## [Given data]

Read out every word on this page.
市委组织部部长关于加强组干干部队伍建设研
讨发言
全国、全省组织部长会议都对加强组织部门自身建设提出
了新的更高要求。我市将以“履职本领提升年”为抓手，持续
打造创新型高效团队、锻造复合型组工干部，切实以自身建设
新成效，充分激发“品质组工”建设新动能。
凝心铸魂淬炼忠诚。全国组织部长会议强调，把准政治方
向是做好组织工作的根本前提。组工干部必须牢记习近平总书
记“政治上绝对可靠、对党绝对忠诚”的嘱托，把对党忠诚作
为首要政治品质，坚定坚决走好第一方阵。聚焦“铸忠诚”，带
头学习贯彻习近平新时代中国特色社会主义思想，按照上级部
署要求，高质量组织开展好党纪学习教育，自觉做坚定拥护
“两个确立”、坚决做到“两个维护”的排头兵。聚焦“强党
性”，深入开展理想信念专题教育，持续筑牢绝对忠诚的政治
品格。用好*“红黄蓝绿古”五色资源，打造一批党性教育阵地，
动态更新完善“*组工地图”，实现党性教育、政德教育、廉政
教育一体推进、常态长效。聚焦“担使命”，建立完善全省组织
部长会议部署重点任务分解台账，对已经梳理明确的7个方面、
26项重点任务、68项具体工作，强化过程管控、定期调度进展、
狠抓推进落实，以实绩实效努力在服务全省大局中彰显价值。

## [What to do]
Make an exact copy of the records.

## [Task result]
Read out every word on this page.
市委组织部部长关于加强组干干部队伍建设研
讨发言
全国、全省组织部长会议都对加强组织部门自身建设提出
了新的更高要求。我市将以“履职本领提升年”为抓手，持续
打造创新型高效团队、锻造复合型组工干部，切实以自身建设
新成效，充分激发“品质组工”建设新动能。
凝心铸魂淬炼忠诚。全国组织部长会议强调，把准政治方
向是做好组织工作的根本前提。组工干部必须牢记习近平总书
记“政治上绝对可靠、对党绝对忠诚”的嘱托，把对党忠诚作
为首要政治品质，坚定坚决走好第一方阵。聚焦“铸忠诚”，带
头学习贯彻习近平新时代中国特色社会主义思想，按照上级部
署要求，高质量组织开展好党纪学习教育，自觉做坚定拥护
“两个确立”、坚决做到“两个维护”的排头兵。聚焦“强党
性”，深入开展理想信念专题教育，持续筑牢绝对忠诚的政治
品格。用好*“红黄蓝绿古”五色资源，打造一批党性教育阵地，
动态更新完善“*组工地图”，实现党性教育、政德教育、廉政
教育一体推进、常态长效。聚焦“担使命”，建立完善全省组织
部长会议部署重点任务分解台账，对已经梳理明确的7个方面、
26项重点任务、68项具体工作，强化过程管控、定期调度进展、
狠抓推进落实，以实绩实效努力在服务全省大局中彰显价值。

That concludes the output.